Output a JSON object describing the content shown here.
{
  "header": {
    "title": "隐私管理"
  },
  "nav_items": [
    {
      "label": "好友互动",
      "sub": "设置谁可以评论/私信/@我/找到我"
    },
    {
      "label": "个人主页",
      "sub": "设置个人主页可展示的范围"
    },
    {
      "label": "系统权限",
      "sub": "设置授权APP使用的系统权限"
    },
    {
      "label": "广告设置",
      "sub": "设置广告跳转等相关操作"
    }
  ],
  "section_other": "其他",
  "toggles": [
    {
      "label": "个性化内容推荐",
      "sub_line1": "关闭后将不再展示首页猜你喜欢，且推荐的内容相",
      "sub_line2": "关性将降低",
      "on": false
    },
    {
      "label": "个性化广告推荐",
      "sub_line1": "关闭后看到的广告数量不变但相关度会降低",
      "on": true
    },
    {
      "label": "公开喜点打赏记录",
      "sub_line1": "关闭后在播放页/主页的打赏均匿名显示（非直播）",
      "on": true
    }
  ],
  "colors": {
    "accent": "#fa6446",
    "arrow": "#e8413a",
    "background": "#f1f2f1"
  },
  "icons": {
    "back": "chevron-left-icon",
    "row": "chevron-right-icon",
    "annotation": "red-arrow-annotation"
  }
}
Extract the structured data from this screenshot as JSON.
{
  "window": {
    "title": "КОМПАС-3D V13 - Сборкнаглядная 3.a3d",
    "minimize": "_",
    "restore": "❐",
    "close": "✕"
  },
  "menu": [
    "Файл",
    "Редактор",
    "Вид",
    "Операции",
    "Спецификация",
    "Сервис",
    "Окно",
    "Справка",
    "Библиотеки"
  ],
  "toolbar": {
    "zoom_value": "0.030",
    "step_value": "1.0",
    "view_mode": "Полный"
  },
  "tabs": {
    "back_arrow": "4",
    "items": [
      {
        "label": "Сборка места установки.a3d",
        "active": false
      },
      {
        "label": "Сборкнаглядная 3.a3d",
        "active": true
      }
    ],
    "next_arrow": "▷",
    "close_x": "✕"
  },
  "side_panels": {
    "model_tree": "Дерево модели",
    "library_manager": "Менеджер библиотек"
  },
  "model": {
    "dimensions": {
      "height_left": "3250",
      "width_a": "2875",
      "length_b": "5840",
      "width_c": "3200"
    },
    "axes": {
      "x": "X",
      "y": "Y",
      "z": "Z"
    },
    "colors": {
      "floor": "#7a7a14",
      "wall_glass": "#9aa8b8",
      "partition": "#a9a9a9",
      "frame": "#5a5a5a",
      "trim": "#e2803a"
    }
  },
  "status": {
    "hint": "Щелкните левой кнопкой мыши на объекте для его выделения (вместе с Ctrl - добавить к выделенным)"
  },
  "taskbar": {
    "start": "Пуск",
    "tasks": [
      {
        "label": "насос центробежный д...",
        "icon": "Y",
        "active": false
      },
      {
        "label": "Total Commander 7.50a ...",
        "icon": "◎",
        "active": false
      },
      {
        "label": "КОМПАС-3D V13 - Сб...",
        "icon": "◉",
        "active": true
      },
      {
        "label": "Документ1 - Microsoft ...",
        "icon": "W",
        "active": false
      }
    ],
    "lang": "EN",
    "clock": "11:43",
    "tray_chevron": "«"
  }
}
__________
● WHAT YOU WILL DO
Reproduce all the records precisely.

● WRITTEN ANSWER
Output a JSON object describing the content shown here.
{
  "header": {
    "title": "隐私管理"
  },
  "nav_items": [
    {
      "label": "好友互动",
      "sub": "设置谁可以评论/私信/@我/找到我"
    },
    {
      "label": "个人主页",
      "sub": "设置个人主页可展示的范围"
    },
    {
      "label": "系统权限",
      "sub": "设置授权APP使用的系统权限"
    },
    {
      "label": "广告设置",
      "sub": "设置广告跳转等相关操作"
    }
  ],
  "section_other": "其他",
  "toggles": [
    {
      "label": "个性化内容推荐",
      "sub_line1": "关闭后将不再展示首页猜你喜欢，且推荐的内容相",
      "sub_line2": "关性将降低",
      "on": false
    },
    {
      "label": "个性化广告推荐",
      "sub_line1": "关闭后看到的广告数量不变但相关度会降低",
      "on": true
    },
    {
      "label": "公开喜点打赏记录",
      "sub_line1": "关闭后在播放页/主页的打赏均匿名显示（非直播）",
      "on": true
    }
  ],
  "colors": {
    "accent": "#fa6446",
    "arrow": "#e8413a",
    "background": "#f1f2f1"
  },
  "icons": {
    "back": "chevron-left-icon",
    "row": "chevron-right-icon",
    "annotation": "red-arrow-annotation"
  }
}
Extract the structured data from this screenshot as JSON.
{
  "window": {
    "title": "КОМПАС-3D V13 - Сборкнаглядная 3.a3d",
    "minimize": "_",
    "restore": "❐",
    "close": "✕"
  },
  "menu": [
    "Файл",
    "Редактор",
    "Вид",
    "Операции",
    "Спецификация",
    "Сервис",
    "Окно",
    "Справка",
    "Библиотеки"
  ],
  "toolbar": {
    "zoom_value": "0.030",
    "step_value": "1.0",
    "view_mode": "Полный"
  },
  "tabs": {
    "back_arrow": "4",
    "items": [
      {
        "label": "Сборка места установки.a3d",
        "active": false
      },
      {
        "label": "Сборкнаглядная 3.a3d",
        "active": true
      }
    ],
    "next_arrow": "▷",
    "close_x": "✕"
  },
  "side_panels": {
    "model_tree": "Дерево модели",
    "library_manager": "Менеджер библиотек"
  },
  "model": {
    "dimensions": {
      "height_left": "3250",
      "width_a": "2875",
      "length_b": "5840",
      "width_c": "3200"
    },
    "axes": {
      "x": "X",
      "y": "Y",
      "z": "Z"
    },
    "colors": {
      "floor": "#7a7a14",
      "wall_glass": "#9aa8b8",
      "partition": "#a9a9a9",
      "frame": "#5a5a5a",
      "trim": "#e2803a"
    }
  },
  "status": {
    "hint": "Щелкните левой кнопкой мыши на объекте для его выделения (вместе с Ctrl - добавить к выделенным)"
  },
  "taskbar": {
    "start": "Пуск",
    "tasks": [
      {
        "label": "насос центробежный д...",
        "icon": "Y",
        "active": false
      },
      {
        "label": "Total Commander 7.50a ...",
        "icon": "◎",
        "active": false
      },
      {
        "label": "КОМПАС-3D V13 - Сб...",
        "icon": "◉",
        "active": true
      },
      {
        "label": "Документ1 - Microsoft ...",
        "icon": "W",
        "active": false
      }
    ],
    "lang": "EN",
    "clock": "11:43",
    "tray_chevron": "«"
  }
}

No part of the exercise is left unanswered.